Do this
From the entries below, list each line with "ylabel".
[begin Data lines]
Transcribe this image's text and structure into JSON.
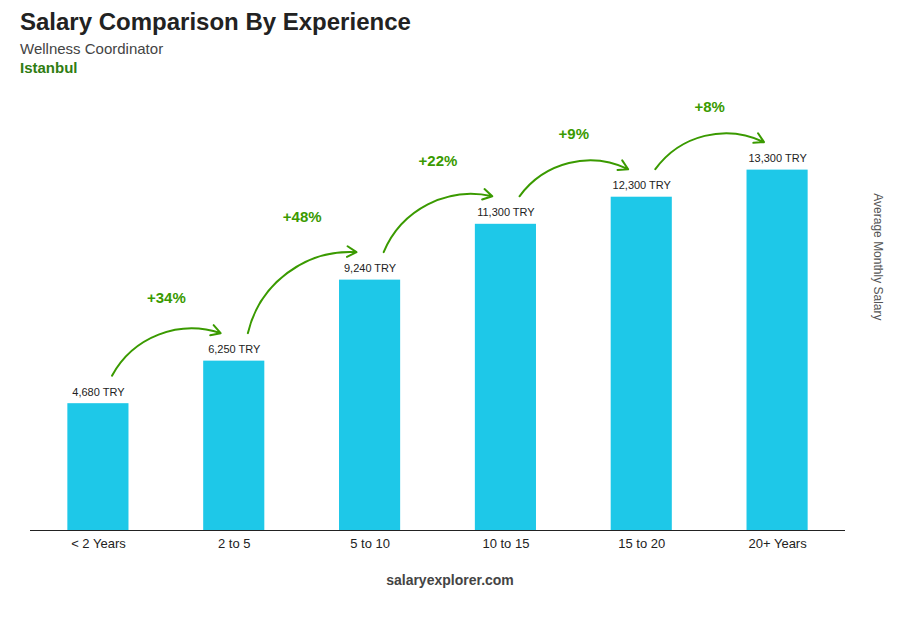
{
  "chart_data": {
    "type": "bar",
    "title": "Salary Comparison By Experience",
    "subtitle": [
      "Wellness Coordinator",
      "Istanbul"
    ],
    "ylabel": "Average Monthly Salary",
    "caption": "salaryexplorer.com",
    "categories": [
      "< 2 Years",
      "2 to 5",
      "5 to 10",
      "10 to 15",
      "15 to 20",
      "20+ Years"
    ],
    "values": [
      4680,
      6250,
      9240,
      11300,
      12300,
      13300
    ],
    "value_labels": [
      "4,680 TRY",
      "6,250 TRY",
      "9,240 TRY",
      "11,300 TRY",
      "12,300 TRY",
      "13,300 TRY"
    ],
    "annotations": [
      "+34%",
      "+48%",
      "+22%",
      "+9%",
      "+8%"
    ],
    "color": "#1ec8e8",
    "ylim": [
      0,
      15500
    ],
    "grid": false,
    "data_labels": true,
    "tick_labels": "x"
  }
}
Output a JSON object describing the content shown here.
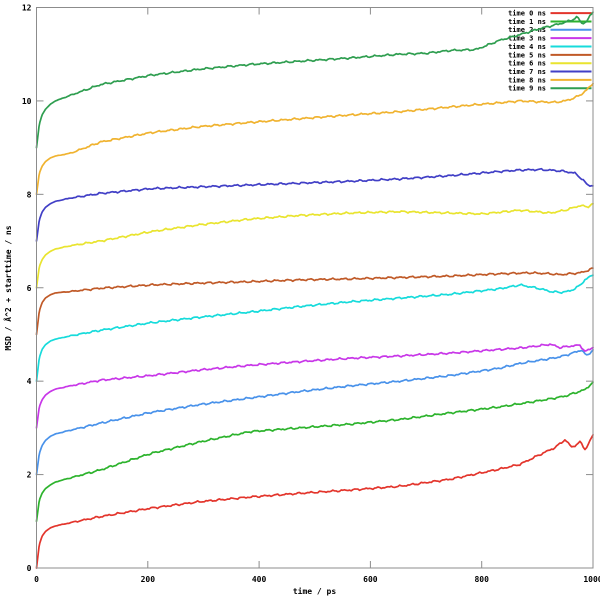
{
  "chart_data": {
    "type": "line",
    "title": "",
    "xlabel": "time / ps",
    "ylabel": "MSD / Å^2 + starttime / ns",
    "xlim": [
      0,
      1000
    ],
    "ylim": [
      0,
      12
    ],
    "xticks": [
      0,
      200,
      400,
      600,
      800,
      1000
    ],
    "yticks": [
      0,
      2,
      4,
      6,
      8,
      10,
      12
    ],
    "grid": false,
    "legend_position": "top-right-inside",
    "frame_color": "#8c8c8c",
    "series": [
      {
        "name": "time 0 ns",
        "color": "#e3352c",
        "points": [
          [
            0,
            0
          ],
          [
            5,
            0.5
          ],
          [
            10,
            0.68
          ],
          [
            16,
            0.78
          ],
          [
            25,
            0.86
          ],
          [
            34,
            0.9
          ],
          [
            61,
            0.97
          ],
          [
            115,
            1.1
          ],
          [
            205,
            1.28
          ],
          [
            294,
            1.42
          ],
          [
            384,
            1.52
          ],
          [
            474,
            1.6
          ],
          [
            564,
            1.67
          ],
          [
            653,
            1.75
          ],
          [
            743,
            1.9
          ],
          [
            833,
            2.12
          ],
          [
            869,
            2.22
          ],
          [
            905,
            2.43
          ],
          [
            932,
            2.58
          ],
          [
            950,
            2.75
          ],
          [
            962,
            2.58
          ],
          [
            977,
            2.7
          ],
          [
            986,
            2.53
          ],
          [
            1000,
            2.85
          ]
        ]
      },
      {
        "name": "time 1 ns",
        "color": "#2db32d",
        "points": [
          [
            0,
            1
          ],
          [
            5,
            1.45
          ],
          [
            10,
            1.6
          ],
          [
            16,
            1.7
          ],
          [
            25,
            1.78
          ],
          [
            34,
            1.84
          ],
          [
            61,
            1.93
          ],
          [
            115,
            2.1
          ],
          [
            205,
            2.45
          ],
          [
            294,
            2.7
          ],
          [
            384,
            2.92
          ],
          [
            474,
            3.0
          ],
          [
            564,
            3.08
          ],
          [
            653,
            3.18
          ],
          [
            743,
            3.32
          ],
          [
            833,
            3.45
          ],
          [
            887,
            3.55
          ],
          [
            923,
            3.62
          ],
          [
            950,
            3.68
          ],
          [
            968,
            3.75
          ],
          [
            986,
            3.82
          ],
          [
            1000,
            3.98
          ]
        ]
      },
      {
        "name": "time 2 ns",
        "color": "#4992ea",
        "points": [
          [
            0,
            2
          ],
          [
            5,
            2.45
          ],
          [
            10,
            2.62
          ],
          [
            16,
            2.73
          ],
          [
            25,
            2.82
          ],
          [
            34,
            2.87
          ],
          [
            61,
            2.95
          ],
          [
            115,
            3.1
          ],
          [
            205,
            3.33
          ],
          [
            294,
            3.5
          ],
          [
            384,
            3.64
          ],
          [
            474,
            3.78
          ],
          [
            564,
            3.9
          ],
          [
            653,
            4.0
          ],
          [
            743,
            4.12
          ],
          [
            833,
            4.28
          ],
          [
            869,
            4.38
          ],
          [
            905,
            4.45
          ],
          [
            932,
            4.5
          ],
          [
            950,
            4.55
          ],
          [
            968,
            4.62
          ],
          [
            980,
            4.67
          ],
          [
            988,
            4.54
          ],
          [
            994,
            4.6
          ],
          [
            1000,
            4.67
          ]
        ]
      },
      {
        "name": "time 3 ns",
        "color": "#c837e8",
        "points": [
          [
            0,
            3
          ],
          [
            5,
            3.45
          ],
          [
            10,
            3.6
          ],
          [
            16,
            3.7
          ],
          [
            25,
            3.78
          ],
          [
            34,
            3.83
          ],
          [
            61,
            3.9
          ],
          [
            115,
            4.02
          ],
          [
            205,
            4.12
          ],
          [
            294,
            4.24
          ],
          [
            384,
            4.34
          ],
          [
            474,
            4.42
          ],
          [
            564,
            4.49
          ],
          [
            653,
            4.54
          ],
          [
            743,
            4.6
          ],
          [
            833,
            4.68
          ],
          [
            869,
            4.71
          ],
          [
            905,
            4.76
          ],
          [
            923,
            4.79
          ],
          [
            941,
            4.72
          ],
          [
            959,
            4.75
          ],
          [
            977,
            4.77
          ],
          [
            986,
            4.63
          ],
          [
            1000,
            4.72
          ]
        ]
      },
      {
        "name": "time 4 ns",
        "color": "#17dbdb",
        "points": [
          [
            0,
            4
          ],
          [
            5,
            4.5
          ],
          [
            10,
            4.68
          ],
          [
            16,
            4.78
          ],
          [
            25,
            4.86
          ],
          [
            34,
            4.9
          ],
          [
            61,
            4.97
          ],
          [
            115,
            5.09
          ],
          [
            205,
            5.25
          ],
          [
            294,
            5.37
          ],
          [
            384,
            5.48
          ],
          [
            474,
            5.6
          ],
          [
            564,
            5.7
          ],
          [
            653,
            5.78
          ],
          [
            743,
            5.86
          ],
          [
            833,
            5.98
          ],
          [
            869,
            6.06
          ],
          [
            887,
            6.02
          ],
          [
            905,
            5.98
          ],
          [
            923,
            5.92
          ],
          [
            941,
            5.9
          ],
          [
            959,
            5.93
          ],
          [
            977,
            6.05
          ],
          [
            986,
            6.18
          ],
          [
            1000,
            6.27
          ]
        ]
      },
      {
        "name": "time 5 ns",
        "color": "#c05a28",
        "points": [
          [
            0,
            5
          ],
          [
            5,
            5.5
          ],
          [
            10,
            5.68
          ],
          [
            16,
            5.78
          ],
          [
            25,
            5.85
          ],
          [
            34,
            5.89
          ],
          [
            61,
            5.92
          ],
          [
            115,
            5.99
          ],
          [
            205,
            6.06
          ],
          [
            294,
            6.1
          ],
          [
            384,
            6.13
          ],
          [
            474,
            6.17
          ],
          [
            564,
            6.19
          ],
          [
            653,
            6.22
          ],
          [
            743,
            6.25
          ],
          [
            833,
            6.3
          ],
          [
            887,
            6.32
          ],
          [
            923,
            6.3
          ],
          [
            941,
            6.28
          ],
          [
            959,
            6.3
          ],
          [
            977,
            6.32
          ],
          [
            986,
            6.35
          ],
          [
            1000,
            6.42
          ]
        ]
      },
      {
        "name": "time 6 ns",
        "color": "#e9e42f",
        "points": [
          [
            0,
            6
          ],
          [
            5,
            6.45
          ],
          [
            10,
            6.6
          ],
          [
            16,
            6.7
          ],
          [
            25,
            6.78
          ],
          [
            34,
            6.83
          ],
          [
            61,
            6.9
          ],
          [
            115,
            7.0
          ],
          [
            205,
            7.2
          ],
          [
            294,
            7.35
          ],
          [
            384,
            7.47
          ],
          [
            474,
            7.55
          ],
          [
            564,
            7.6
          ],
          [
            653,
            7.63
          ],
          [
            743,
            7.6
          ],
          [
            800,
            7.58
          ],
          [
            869,
            7.66
          ],
          [
            923,
            7.6
          ],
          [
            950,
            7.66
          ],
          [
            977,
            7.76
          ],
          [
            990,
            7.73
          ],
          [
            1000,
            7.8
          ]
        ]
      },
      {
        "name": "time 7 ns",
        "color": "#413fc6",
        "points": [
          [
            0,
            7
          ],
          [
            5,
            7.45
          ],
          [
            10,
            7.62
          ],
          [
            16,
            7.72
          ],
          [
            25,
            7.8
          ],
          [
            34,
            7.85
          ],
          [
            61,
            7.92
          ],
          [
            115,
            8.02
          ],
          [
            205,
            8.12
          ],
          [
            294,
            8.16
          ],
          [
            384,
            8.2
          ],
          [
            474,
            8.24
          ],
          [
            564,
            8.28
          ],
          [
            653,
            8.33
          ],
          [
            743,
            8.4
          ],
          [
            833,
            8.49
          ],
          [
            869,
            8.52
          ],
          [
            905,
            8.53
          ],
          [
            932,
            8.51
          ],
          [
            950,
            8.49
          ],
          [
            968,
            8.45
          ],
          [
            980,
            8.33
          ],
          [
            990,
            8.2
          ],
          [
            1000,
            8.18
          ]
        ]
      },
      {
        "name": "time 8 ns",
        "color": "#f0b330",
        "points": [
          [
            0,
            8
          ],
          [
            5,
            8.45
          ],
          [
            10,
            8.6
          ],
          [
            16,
            8.7
          ],
          [
            25,
            8.78
          ],
          [
            34,
            8.82
          ],
          [
            61,
            8.88
          ],
          [
            115,
            9.12
          ],
          [
            205,
            9.32
          ],
          [
            294,
            9.45
          ],
          [
            384,
            9.54
          ],
          [
            474,
            9.62
          ],
          [
            564,
            9.7
          ],
          [
            653,
            9.77
          ],
          [
            743,
            9.87
          ],
          [
            800,
            9.93
          ],
          [
            833,
            9.96
          ],
          [
            869,
            10.0
          ],
          [
            905,
            9.98
          ],
          [
            932,
            9.97
          ],
          [
            950,
            10.0
          ],
          [
            968,
            10.07
          ],
          [
            980,
            10.15
          ],
          [
            990,
            10.25
          ],
          [
            1000,
            10.37
          ]
        ]
      },
      {
        "name": "time 9 ns",
        "color": "#2f9e50",
        "points": [
          [
            0,
            9
          ],
          [
            5,
            9.5
          ],
          [
            10,
            9.7
          ],
          [
            16,
            9.82
          ],
          [
            25,
            9.93
          ],
          [
            34,
            10.0
          ],
          [
            61,
            10.12
          ],
          [
            115,
            10.35
          ],
          [
            205,
            10.55
          ],
          [
            294,
            10.68
          ],
          [
            384,
            10.78
          ],
          [
            474,
            10.85
          ],
          [
            564,
            10.92
          ],
          [
            653,
            11.0
          ],
          [
            700,
            11.02
          ],
          [
            743,
            11.08
          ],
          [
            790,
            11.1
          ],
          [
            833,
            11.3
          ],
          [
            869,
            11.42
          ],
          [
            905,
            11.55
          ],
          [
            940,
            11.65
          ],
          [
            960,
            11.72
          ],
          [
            972,
            11.8
          ],
          [
            980,
            11.65
          ],
          [
            988,
            11.7
          ],
          [
            1000,
            11.9
          ]
        ]
      }
    ]
  }
}
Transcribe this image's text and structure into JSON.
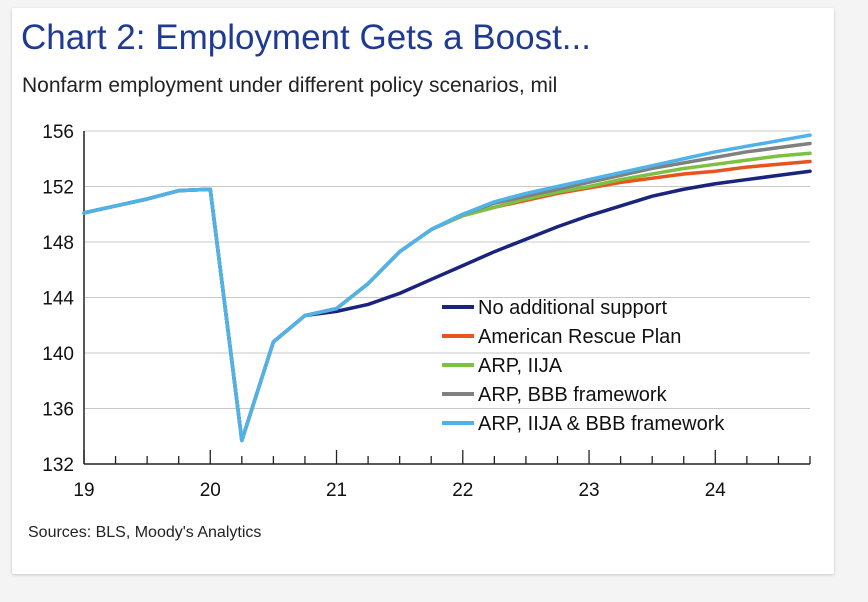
[end Data lines]
Response to the exercise
    "ylabel": "Average Monthly Salary",
    "ylabel": "MSD / Å^2 + starttime / ns",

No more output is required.